- To be done -
In the post below on young professionals in Michigan, rewrite the paragraph beginning "Some facts from our Young Talent in the Great Lakes report" as a short bulleted list that keeps its main facts.

By Lou Glazer • on November 27, 2009

There are many who question why it is that folks like us place such a high priority on retaining and attracting recent college graduates. Why pick one demographic group over the others? Aren’t they all important?

No one asked that question for the past century when we paid special attention to high paid factory workers. And for more than a century as we continue to pay special attention to farmers. We did both because we thought their success enriched us all.

Today the role that high paid factory workers played for the past century is now being played by mobile talent. Young professionals will do fine wherever they go. But if they choose not to live and work in Michigan its the rest of us who are the losers. Because, to quote Forbes publisher Rick Karlgaard, “where they go, robust economic activity will follow”.

So the overly simplistic answer to why pay special attention to young professionals is: its the economy stupid! We close all our presentation with the tag line: either we get younger and better educated or we get poorer.

Michigan’s demographic trends are that we are aging far quicker than the country and that we are stuck in the mid thirties in college attainment. In a knowledge-based economy, that is a recipe for being one of the poorest states in the nation. An important reason – and the most promising way to reverse those trends – is we have not created the kind of places where our college educated kids and grand kids – and their peers from across the planet – want to live and work.

Some facts from our Young Talent in the Great Lakes report make crystal clear the magnitude of the challenge. Metro Detroit and Grand Rapids have fifty percent fewer young professional households than metro Chicago and Minneapolis. That is a 35,000 household gap in metro GR and a 140,000 in metro Detroit. Its hard to imagine any other demographic group with that kind of disparity.

Why do metro Chicago and Minneapolis matter? They are the most prosperous regions in the Great Lakes. With per capita incomes roughly twelve percent higher than metro Detroit and twenty five percent higher than metro GR. And the major reason for that gap: the proportion of adults with a four year degree. Its by far the single best predictor of prosperity.

The maps in the report dramatically depict why vibrant central cities matter. Young professionals – the most mobile of all demographic groups – before they have kids are increasingly concentrating in central city neighborhoods that are high density, mixed use and walkable. When they have kids they move to the suburbs. But because mobility declines dramatically as you get into your thirties and have kids, its the suburbs of the city they live in, not Michigan’s, where most will raise their kids.

The numbers: in the City of Chicago there are 226,000 young professional households; 43,000 in Minneapolis and St. Paul combined; in Detroit 15,000 and in Grand Rapids its 10,000.

So young professionals are the group we are having the most difficulty getting to live here and they are the most important to future economic success. That is the reason to make them a priority. Somehow we have failed to understand what seems like common sense, that if we don’t create a place where our own college educated kids want to live, we will not have a vibrant economy in the future. Its that simple!

Element region listings:
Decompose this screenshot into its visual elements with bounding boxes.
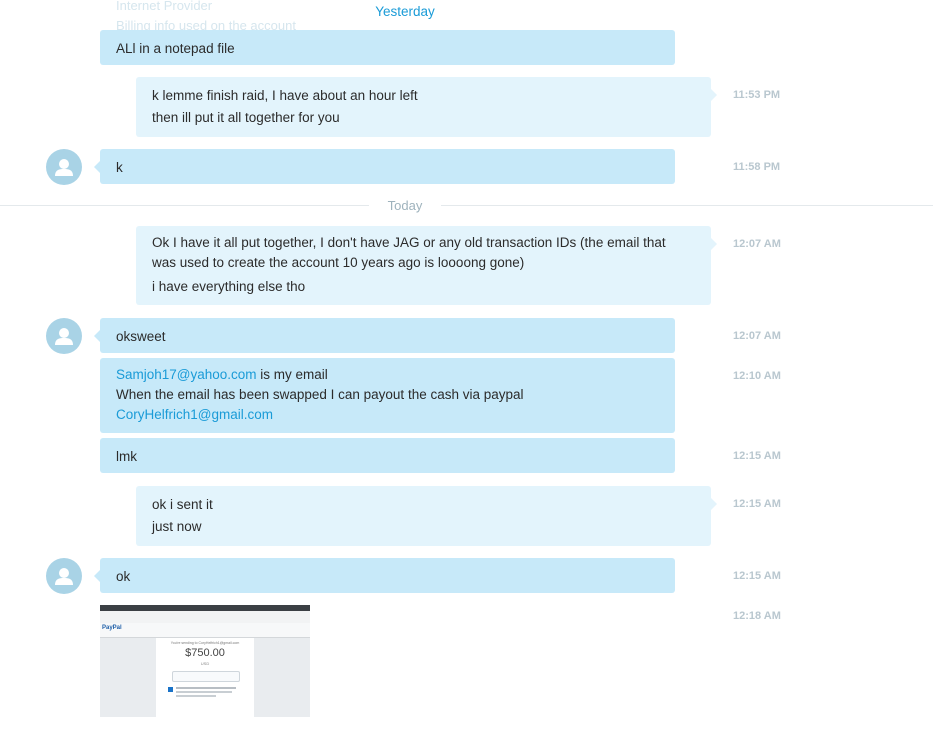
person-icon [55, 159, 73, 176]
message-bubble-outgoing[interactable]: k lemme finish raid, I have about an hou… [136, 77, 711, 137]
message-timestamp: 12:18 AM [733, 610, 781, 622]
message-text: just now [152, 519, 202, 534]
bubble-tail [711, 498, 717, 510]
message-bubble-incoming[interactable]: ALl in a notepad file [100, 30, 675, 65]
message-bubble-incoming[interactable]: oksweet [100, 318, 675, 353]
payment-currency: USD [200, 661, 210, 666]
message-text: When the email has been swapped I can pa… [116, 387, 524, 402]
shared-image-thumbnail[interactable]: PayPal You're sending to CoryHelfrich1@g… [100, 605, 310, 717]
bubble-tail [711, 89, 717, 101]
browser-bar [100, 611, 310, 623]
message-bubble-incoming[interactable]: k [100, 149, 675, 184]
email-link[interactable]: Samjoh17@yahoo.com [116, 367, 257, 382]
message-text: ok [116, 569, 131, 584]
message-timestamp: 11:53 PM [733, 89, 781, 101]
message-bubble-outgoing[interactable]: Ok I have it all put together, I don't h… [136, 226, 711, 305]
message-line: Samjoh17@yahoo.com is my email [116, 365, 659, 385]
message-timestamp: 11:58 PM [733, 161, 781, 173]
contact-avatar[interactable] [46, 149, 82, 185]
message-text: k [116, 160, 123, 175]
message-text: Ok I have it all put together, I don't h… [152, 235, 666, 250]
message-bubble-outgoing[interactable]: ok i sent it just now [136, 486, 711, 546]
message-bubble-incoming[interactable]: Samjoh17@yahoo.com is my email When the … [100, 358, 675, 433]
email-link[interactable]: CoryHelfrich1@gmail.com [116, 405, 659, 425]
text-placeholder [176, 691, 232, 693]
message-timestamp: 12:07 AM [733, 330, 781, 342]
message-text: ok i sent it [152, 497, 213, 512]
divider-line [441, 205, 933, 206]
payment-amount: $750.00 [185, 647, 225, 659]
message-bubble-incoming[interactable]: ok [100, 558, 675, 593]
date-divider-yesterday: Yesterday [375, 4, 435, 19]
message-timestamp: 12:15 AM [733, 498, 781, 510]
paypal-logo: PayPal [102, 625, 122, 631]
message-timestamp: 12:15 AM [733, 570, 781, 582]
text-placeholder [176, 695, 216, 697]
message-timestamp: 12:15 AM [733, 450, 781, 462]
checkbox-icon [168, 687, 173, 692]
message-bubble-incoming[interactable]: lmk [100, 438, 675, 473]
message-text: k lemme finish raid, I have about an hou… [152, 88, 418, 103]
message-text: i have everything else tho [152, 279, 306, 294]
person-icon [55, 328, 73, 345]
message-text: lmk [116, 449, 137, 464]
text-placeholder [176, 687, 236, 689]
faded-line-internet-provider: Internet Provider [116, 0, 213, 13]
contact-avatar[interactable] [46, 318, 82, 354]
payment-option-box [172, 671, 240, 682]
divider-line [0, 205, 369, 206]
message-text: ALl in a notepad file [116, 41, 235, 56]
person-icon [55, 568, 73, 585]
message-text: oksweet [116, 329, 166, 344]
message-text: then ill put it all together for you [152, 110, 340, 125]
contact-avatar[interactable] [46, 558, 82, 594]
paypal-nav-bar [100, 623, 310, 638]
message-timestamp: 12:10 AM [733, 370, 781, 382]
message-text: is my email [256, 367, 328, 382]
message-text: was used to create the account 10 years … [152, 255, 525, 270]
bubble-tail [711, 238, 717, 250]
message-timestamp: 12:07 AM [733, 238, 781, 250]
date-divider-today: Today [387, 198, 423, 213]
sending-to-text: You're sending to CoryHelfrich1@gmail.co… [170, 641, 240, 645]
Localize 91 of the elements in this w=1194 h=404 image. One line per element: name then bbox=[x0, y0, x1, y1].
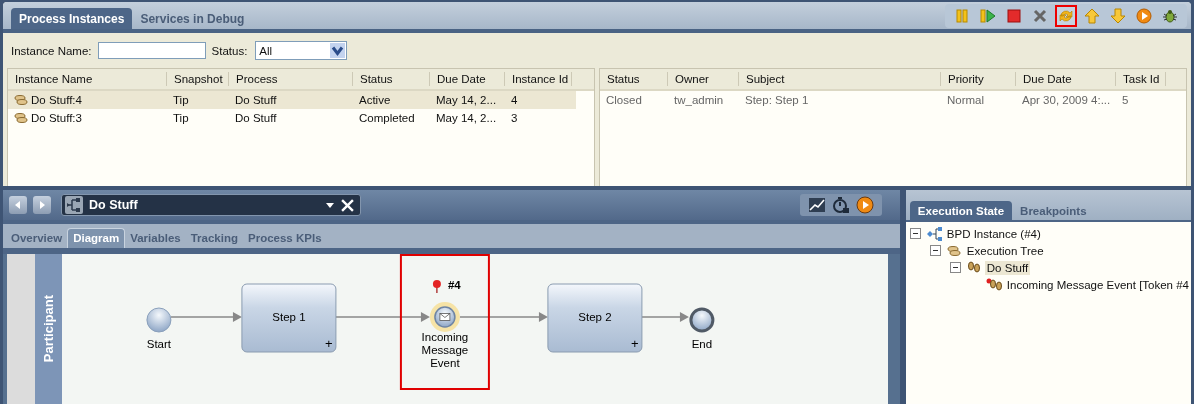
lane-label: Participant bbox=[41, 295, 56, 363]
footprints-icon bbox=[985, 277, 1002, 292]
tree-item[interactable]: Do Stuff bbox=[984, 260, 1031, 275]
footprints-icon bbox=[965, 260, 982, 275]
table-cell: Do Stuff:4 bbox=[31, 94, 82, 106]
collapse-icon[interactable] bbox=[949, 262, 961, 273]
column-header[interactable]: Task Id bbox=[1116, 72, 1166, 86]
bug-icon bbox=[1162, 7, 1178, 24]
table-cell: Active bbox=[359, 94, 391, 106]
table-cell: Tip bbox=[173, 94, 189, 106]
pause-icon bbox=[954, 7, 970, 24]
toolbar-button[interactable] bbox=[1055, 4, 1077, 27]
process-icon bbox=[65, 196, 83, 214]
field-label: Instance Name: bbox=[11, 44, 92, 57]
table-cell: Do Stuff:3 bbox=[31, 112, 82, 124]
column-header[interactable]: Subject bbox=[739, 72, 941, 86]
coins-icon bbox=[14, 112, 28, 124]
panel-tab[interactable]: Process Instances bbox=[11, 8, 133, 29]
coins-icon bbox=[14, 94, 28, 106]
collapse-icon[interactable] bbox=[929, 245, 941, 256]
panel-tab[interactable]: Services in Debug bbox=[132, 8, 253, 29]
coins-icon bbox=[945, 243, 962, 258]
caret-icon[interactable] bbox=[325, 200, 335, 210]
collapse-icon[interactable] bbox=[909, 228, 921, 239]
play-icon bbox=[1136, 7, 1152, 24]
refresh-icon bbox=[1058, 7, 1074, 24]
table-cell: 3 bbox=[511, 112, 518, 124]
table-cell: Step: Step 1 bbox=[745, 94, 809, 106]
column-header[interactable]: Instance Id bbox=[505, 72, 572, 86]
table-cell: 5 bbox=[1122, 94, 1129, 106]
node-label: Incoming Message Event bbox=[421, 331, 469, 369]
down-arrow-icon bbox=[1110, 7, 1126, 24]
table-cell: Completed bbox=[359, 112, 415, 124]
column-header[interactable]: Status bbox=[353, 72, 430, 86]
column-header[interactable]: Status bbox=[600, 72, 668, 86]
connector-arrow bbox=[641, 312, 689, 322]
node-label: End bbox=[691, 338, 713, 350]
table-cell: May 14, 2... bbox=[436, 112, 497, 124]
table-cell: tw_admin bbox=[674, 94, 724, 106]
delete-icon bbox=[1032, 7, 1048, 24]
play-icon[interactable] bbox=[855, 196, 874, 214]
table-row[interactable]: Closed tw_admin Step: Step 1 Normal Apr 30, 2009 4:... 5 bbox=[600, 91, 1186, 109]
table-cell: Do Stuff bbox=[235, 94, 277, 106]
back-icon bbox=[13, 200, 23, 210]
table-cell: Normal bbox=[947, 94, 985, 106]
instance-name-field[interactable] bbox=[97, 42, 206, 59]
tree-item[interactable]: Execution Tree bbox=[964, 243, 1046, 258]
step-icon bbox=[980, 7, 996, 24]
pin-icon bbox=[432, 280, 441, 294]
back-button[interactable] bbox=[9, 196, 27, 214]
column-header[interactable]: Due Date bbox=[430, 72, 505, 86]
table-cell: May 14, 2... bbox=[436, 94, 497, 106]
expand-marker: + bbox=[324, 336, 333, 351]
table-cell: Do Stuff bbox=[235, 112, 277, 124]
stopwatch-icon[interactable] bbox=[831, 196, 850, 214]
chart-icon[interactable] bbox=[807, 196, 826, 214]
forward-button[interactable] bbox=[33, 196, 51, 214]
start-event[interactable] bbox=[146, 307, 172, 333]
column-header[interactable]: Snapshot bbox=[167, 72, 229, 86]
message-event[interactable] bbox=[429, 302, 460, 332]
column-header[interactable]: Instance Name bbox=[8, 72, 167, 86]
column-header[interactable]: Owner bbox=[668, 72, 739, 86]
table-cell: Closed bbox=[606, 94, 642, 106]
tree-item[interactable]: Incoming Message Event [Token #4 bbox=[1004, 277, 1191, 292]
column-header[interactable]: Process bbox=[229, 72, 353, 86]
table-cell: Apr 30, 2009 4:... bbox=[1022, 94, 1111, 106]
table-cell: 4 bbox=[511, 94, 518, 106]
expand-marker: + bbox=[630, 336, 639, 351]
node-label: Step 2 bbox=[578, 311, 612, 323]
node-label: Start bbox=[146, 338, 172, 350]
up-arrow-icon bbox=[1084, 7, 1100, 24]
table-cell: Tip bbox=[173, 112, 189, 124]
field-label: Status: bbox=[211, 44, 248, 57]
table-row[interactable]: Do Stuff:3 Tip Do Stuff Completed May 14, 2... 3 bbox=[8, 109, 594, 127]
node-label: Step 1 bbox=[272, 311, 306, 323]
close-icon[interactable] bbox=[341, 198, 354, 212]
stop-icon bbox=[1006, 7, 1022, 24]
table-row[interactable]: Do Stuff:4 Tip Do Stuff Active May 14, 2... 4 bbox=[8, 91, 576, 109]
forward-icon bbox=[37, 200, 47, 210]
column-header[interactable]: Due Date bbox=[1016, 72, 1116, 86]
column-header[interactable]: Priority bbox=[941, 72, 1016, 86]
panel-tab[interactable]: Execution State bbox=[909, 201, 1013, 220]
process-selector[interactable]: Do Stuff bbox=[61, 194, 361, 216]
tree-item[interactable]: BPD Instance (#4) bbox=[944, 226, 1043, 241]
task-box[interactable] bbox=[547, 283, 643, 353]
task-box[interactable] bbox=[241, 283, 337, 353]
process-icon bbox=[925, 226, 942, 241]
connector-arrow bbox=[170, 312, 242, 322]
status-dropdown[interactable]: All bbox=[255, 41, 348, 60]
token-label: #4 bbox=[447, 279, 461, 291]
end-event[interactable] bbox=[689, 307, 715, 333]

- Output for this exercise -
- The Young Talent in the Great Lakes report shows how large the challenge is.
- Metro Detroit and Grand Rapids have 50 percent fewer young professional households than metro Chicago and Minneapolis.
- That gap is 35,000 households in metro Grand Rapids and 140,000 in metro Detroit.
- It is hard to imagine any other demographic group with a disparity that large.